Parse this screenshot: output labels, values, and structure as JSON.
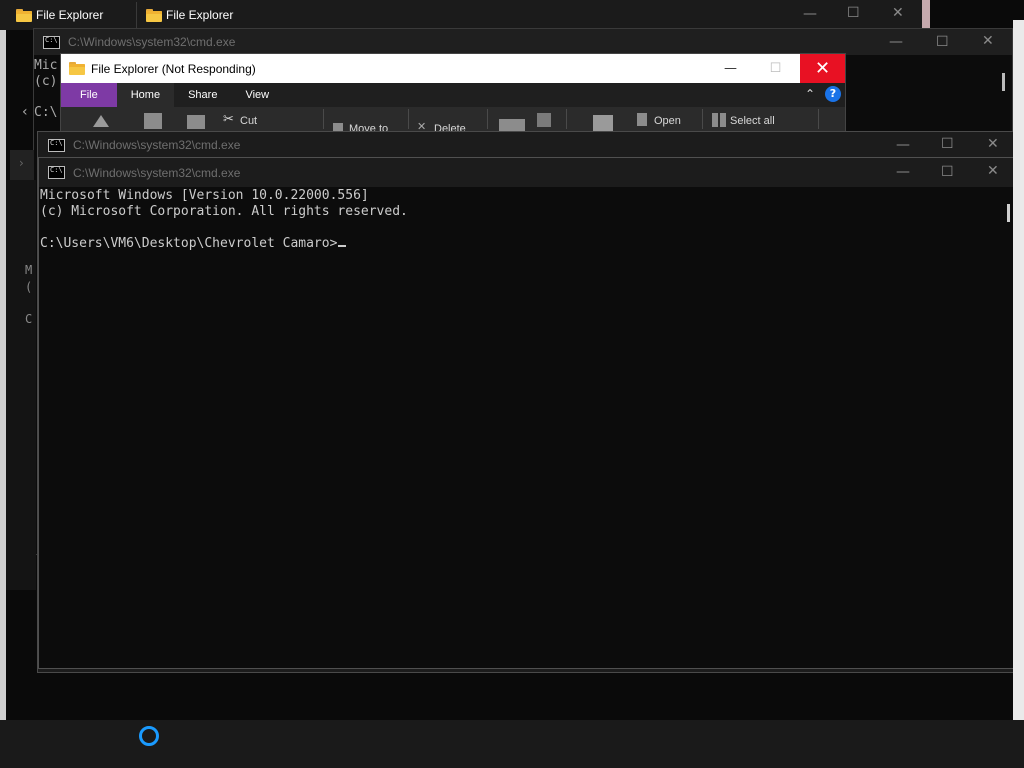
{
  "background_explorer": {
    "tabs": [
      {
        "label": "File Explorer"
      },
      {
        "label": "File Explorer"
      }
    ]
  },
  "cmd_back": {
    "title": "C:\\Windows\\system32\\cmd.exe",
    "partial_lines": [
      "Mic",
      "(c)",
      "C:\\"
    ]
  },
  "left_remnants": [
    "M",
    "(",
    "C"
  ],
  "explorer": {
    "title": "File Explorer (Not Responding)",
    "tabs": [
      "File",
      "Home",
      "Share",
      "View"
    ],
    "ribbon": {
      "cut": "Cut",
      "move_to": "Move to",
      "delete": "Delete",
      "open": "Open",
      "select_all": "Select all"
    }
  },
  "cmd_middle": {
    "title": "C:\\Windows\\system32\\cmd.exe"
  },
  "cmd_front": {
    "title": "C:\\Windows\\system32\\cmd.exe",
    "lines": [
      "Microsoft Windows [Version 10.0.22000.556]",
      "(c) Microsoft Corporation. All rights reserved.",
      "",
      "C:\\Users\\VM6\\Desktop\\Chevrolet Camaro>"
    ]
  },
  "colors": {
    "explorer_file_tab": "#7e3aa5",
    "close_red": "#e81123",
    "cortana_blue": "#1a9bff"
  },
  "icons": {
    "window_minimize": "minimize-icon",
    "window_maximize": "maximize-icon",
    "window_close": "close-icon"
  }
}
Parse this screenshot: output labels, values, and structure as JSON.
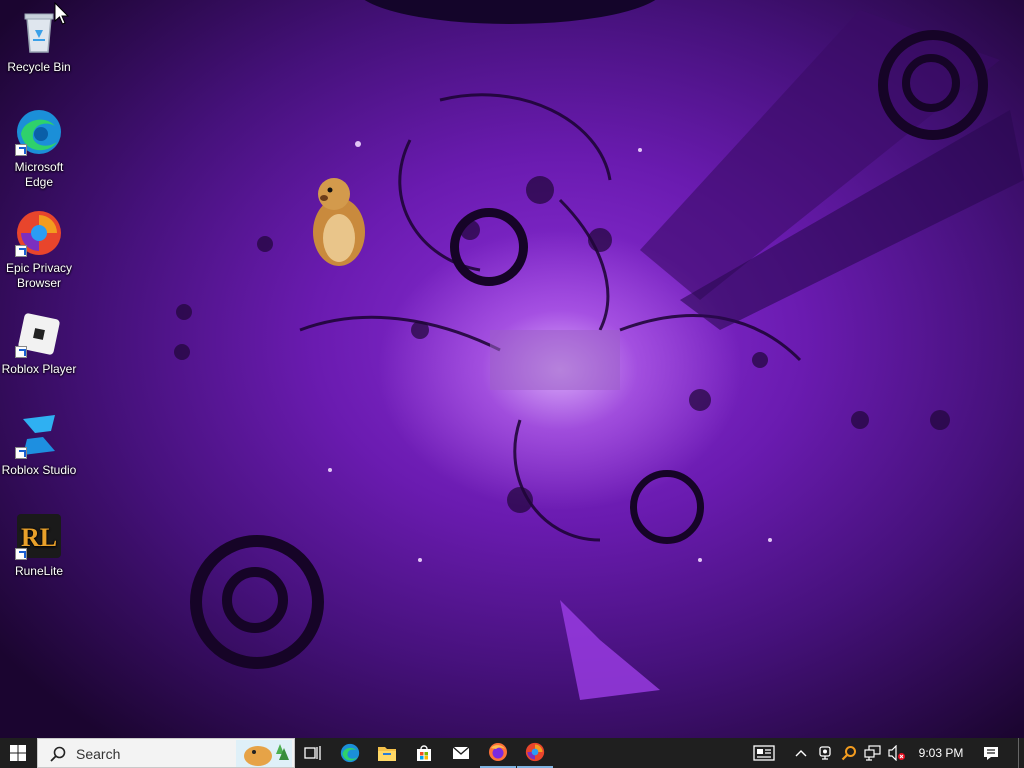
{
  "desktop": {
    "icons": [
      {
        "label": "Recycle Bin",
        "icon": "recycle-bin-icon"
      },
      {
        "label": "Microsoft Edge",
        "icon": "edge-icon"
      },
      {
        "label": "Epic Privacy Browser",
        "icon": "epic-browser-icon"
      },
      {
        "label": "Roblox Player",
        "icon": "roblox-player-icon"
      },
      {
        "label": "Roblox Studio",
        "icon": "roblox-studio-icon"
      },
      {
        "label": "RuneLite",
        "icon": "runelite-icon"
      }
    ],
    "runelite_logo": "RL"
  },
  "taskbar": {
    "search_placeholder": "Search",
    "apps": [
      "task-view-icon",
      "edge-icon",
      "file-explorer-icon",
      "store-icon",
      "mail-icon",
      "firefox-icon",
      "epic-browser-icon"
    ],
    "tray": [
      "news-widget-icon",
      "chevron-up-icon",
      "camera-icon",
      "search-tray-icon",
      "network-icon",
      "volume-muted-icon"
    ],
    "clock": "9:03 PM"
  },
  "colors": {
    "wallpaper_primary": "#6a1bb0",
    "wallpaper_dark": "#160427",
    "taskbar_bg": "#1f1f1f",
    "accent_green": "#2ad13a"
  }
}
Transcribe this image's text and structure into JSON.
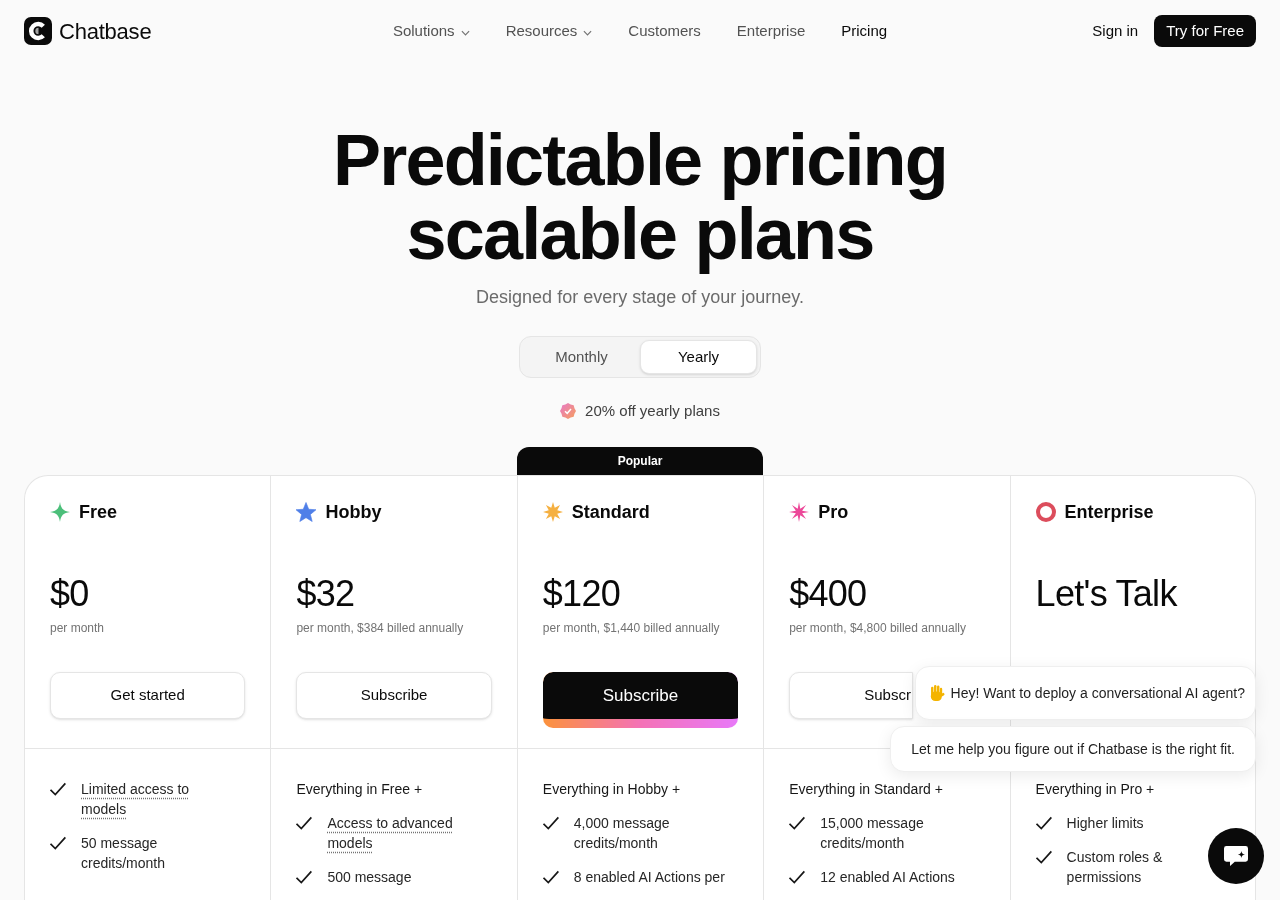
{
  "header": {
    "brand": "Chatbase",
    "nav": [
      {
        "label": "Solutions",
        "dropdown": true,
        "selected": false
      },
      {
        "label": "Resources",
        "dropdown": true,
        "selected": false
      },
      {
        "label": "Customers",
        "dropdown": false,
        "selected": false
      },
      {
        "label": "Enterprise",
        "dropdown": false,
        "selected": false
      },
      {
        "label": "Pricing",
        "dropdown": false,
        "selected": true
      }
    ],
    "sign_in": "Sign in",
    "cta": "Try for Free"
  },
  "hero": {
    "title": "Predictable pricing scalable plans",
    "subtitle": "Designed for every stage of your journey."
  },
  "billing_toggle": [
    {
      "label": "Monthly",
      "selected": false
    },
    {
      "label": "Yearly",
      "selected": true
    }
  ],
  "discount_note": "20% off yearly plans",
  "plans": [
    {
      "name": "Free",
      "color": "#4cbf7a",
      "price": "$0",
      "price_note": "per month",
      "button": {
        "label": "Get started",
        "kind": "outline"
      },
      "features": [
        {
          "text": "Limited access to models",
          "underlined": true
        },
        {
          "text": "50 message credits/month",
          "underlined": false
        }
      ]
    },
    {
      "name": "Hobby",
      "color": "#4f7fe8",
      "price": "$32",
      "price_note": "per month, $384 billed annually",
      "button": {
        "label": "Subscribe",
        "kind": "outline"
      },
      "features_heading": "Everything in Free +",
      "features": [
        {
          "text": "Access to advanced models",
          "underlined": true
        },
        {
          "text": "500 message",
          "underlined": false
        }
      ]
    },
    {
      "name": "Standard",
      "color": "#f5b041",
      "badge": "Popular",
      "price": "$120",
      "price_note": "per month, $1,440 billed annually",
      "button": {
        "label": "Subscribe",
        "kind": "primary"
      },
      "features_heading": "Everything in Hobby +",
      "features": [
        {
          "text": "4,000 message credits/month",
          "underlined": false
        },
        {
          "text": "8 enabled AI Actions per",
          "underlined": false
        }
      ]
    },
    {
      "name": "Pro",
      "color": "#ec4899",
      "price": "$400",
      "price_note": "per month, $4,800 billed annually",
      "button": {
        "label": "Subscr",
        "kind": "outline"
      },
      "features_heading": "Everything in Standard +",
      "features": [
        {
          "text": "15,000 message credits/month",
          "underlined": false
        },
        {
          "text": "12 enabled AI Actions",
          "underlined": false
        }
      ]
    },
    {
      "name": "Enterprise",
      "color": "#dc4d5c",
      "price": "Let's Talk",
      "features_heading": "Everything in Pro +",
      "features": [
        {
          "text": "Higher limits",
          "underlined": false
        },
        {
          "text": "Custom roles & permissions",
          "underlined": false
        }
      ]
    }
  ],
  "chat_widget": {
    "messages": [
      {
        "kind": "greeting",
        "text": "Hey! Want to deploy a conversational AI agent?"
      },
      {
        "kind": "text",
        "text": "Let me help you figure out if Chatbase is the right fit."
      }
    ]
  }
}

▶ _EXERCISE REQUIREMENTS_: Omit all pictures while transcribing the entries verbatim.

▶ _OUTPUT OF THE TASK_:
Parse this screenshot: output labels, values, and structure as JSON.
{
  "background_explorer": {
    "tabs": [
      {
        "label": "File Explorer"
      },
      {
        "label": "File Explorer"
      }
    ]
  },
  "cmd_back": {
    "title": "C:\\Windows\\system32\\cmd.exe",
    "partial_lines": [
      "Mic",
      "(c)",
      "C:\\"
    ]
  },
  "left_remnants": [
    "M",
    "(",
    "C"
  ],
  "explorer": {
    "title": "File Explorer (Not Responding)",
    "tabs": [
      "File",
      "Home",
      "Share",
      "View"
    ],
    "ribbon": {
      "cut": "Cut",
      "move_to": "Move to",
      "delete": "Delete",
      "open": "Open",
      "select_all": "Select all"
    }
  },
  "cmd_middle": {
    "title": "C:\\Windows\\system32\\cmd.exe"
  },
  "cmd_front": {
    "title": "C:\\Windows\\system32\\cmd.exe",
    "lines": [
      "Microsoft Windows [Version 10.0.22000.556]",
      "(c) Microsoft Corporation. All rights reserved.",
      "",
      "C:\\Users\\VM6\\Desktop\\Chevrolet Camaro>"
    ]
  },
  "colors": {
    "explorer_file_tab": "#7e3aa5",
    "close_red": "#e81123",
    "cortana_blue": "#1a9bff"
  },
  "icons": {
    "window_minimize": "minimize-icon",
    "window_maximize": "maximize-icon",
    "window_close": "close-icon"
  }
}
Parse this screenshot: output labels, values, and structure as JSON.
{
  "desktop": {
    "icons": [
      {
        "label": "Recycle Bin",
        "icon": "recycle-bin-icon"
      },
      {
        "label": "Microsoft Edge",
        "icon": "edge-icon"
      },
      {
        "label": "Epic Privacy Browser",
        "icon": "epic-browser-icon"
      },
      {
        "label": "Roblox Player",
        "icon": "roblox-player-icon"
      },
      {
        "label": "Roblox Studio",
        "icon": "roblox-studio-icon"
      },
      {
        "label": "RuneLite",
        "icon": "runelite-icon"
      }
    ],
    "runelite_logo": "RL"
  },
  "taskbar": {
    "search_placeholder": "Search",
    "apps": [
      "task-view-icon",
      "edge-icon",
      "file-explorer-icon",
      "store-icon",
      "mail-icon",
      "firefox-icon",
      "epic-browser-icon"
    ],
    "tray": [
      "news-widget-icon",
      "chevron-up-icon",
      "camera-icon",
      "search-tray-icon",
      "network-icon",
      "volume-muted-icon"
    ],
    "clock": "9:03 PM"
  },
  "colors": {
    "wallpaper_primary": "#6a1bb0",
    "wallpaper_dark": "#160427",
    "taskbar_bg": "#1f1f1f",
    "accent_green": "#2ad13a"
  }
}
Transcribe this image's text and structure into JSON.
{
  "header": {
    "brand": "Chatbase",
    "nav": [
      {
        "label": "Solutions",
        "dropdown": true,
        "selected": false
      },
      {
        "label": "Resources",
        "dropdown": true,
        "selected": false
      },
      {
        "label": "Customers",
        "dropdown": false,
        "selected": false
      },
      {
        "label": "Enterprise",
        "dropdown": false,
        "selected": false
      },
      {
        "label": "Pricing",
        "dropdown": false,
        "selected": true
      }
    ],
    "sign_in": "Sign in",
    "cta": "Try for Free"
  },
  "hero": {
    "title": "Predictable pricing scalable plans",
    "subtitle": "Designed for every stage of your journey."
  },
  "billing_toggle": [
    {
      "label": "Monthly",
      "selected": false
    },
    {
      "label": "Yearly",
      "selected": true
    }
  ],
  "discount_note": "20% off yearly plans",
  "plans": [
    {
      "name": "Free",
      "color": "#4cbf7a",
      "price": "$0",
      "price_note": "per month",
      "button": {
        "label": "Get started",
        "kind": "outline"
      },
      "features": [
        {
          "text": "Limited access to models",
          "underlined": true
        },
        {
          "text": "50 message credits/month",
          "underlined": false
        }
      ]
    },
    {
      "name": "Hobby",
      "color": "#4f7fe8",
      "price": "$32",
      "price_note": "per month, $384 billed annually",
      "button": {
        "label": "Subscribe",
        "kind": "outline"
      },
      "features_heading": "Everything in Free +",
      "features": [
        {
          "text": "Access to advanced models",
          "underlined": true
        },
        {
          "text": "500 message",
          "underlined": false
        }
      ]
    },
    {
      "name": "Standard",
      "color": "#f5b041",
      "badge": "Popular",
      "price": "$120",
      "price_note": "per month, $1,440 billed annually",
      "button": {
        "label": "Subscribe",
        "kind": "primary"
      },
      "features_heading": "Everything in Hobby +",
      "features": [
        {
          "text": "4,000 message credits/month",
          "underlined": false
        },
        {
          "text": "8 enabled AI Actions per",
          "underlined": false
        }
      ]
    },
    {
      "name": "Pro",
      "color": "#ec4899",
      "price": "$400",
      "price_note": "per month, $4,800 billed annually",
      "button": {
        "label": "Subscr",
        "kind": "outline"
      },
      "features_heading": "Everything in Standard +",
      "features": [
        {
          "text": "15,000 message credits/month",
          "underlined": false
        },
        {
          "text": "12 enabled AI Actions",
          "underlined": false
        }
      ]
    },
    {
      "name": "Enterprise",
      "color": "#dc4d5c",
      "price": "Let's Talk",
      "features_heading": "Everything in Pro +",
      "features": [
        {
          "text": "Higher limits",
          "underlined": false
        },
        {
          "text": "Custom roles & permissions",
          "underlined": false
        }
      ]
    }
  ],
  "chat_widget": {
    "messages": [
      {
        "kind": "greeting",
        "text": "Hey! Want to deploy a conversational AI agent?"
      },
      {
        "kind": "text",
        "text": "Let me help you figure out if Chatbase is the right fit."
      }
    ]
  }
}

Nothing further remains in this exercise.